● TASK DESCRIPTION
Below are the records. Count the lines containing the string "renewable", and reply with the number alone.
* start INFORMATION GIVEN *
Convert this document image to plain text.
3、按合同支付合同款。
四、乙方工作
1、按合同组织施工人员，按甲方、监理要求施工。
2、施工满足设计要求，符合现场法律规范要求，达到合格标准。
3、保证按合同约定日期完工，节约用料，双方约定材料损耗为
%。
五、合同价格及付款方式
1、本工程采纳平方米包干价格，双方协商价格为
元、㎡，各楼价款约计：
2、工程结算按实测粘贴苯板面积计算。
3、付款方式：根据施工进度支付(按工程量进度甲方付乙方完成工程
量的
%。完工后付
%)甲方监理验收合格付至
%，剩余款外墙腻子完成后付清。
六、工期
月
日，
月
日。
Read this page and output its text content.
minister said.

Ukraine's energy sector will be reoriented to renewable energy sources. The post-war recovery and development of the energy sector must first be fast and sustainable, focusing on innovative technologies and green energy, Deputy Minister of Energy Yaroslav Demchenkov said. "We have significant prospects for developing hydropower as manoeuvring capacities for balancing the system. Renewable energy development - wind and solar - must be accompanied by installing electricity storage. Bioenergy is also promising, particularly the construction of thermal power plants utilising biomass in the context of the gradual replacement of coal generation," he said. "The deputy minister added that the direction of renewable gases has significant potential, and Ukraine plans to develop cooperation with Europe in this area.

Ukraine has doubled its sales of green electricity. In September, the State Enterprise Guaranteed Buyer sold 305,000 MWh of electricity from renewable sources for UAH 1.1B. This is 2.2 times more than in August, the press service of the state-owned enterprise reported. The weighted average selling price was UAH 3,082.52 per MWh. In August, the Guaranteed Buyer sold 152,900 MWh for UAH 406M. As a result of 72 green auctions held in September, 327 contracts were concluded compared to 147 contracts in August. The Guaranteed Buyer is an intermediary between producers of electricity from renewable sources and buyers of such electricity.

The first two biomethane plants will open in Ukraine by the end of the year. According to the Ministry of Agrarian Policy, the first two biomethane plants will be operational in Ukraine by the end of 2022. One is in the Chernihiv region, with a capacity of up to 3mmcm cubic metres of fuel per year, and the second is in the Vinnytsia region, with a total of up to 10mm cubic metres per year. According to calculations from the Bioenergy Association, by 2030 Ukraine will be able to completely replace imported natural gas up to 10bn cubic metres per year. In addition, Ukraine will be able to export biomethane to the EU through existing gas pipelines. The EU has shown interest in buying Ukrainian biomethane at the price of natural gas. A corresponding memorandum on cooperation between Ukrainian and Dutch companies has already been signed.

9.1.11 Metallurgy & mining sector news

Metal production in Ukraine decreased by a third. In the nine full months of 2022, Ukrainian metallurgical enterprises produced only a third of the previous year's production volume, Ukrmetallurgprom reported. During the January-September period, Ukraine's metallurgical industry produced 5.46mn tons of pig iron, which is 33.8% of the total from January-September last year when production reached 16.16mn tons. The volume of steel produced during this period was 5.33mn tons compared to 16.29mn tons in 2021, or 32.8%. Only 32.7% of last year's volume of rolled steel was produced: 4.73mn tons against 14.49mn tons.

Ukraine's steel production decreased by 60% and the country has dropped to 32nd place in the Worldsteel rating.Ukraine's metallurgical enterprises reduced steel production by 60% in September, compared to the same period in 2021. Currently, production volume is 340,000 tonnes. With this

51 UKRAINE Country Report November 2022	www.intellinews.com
* end INFORMATION GIVEN *
● PROBLEM SOLUTION
2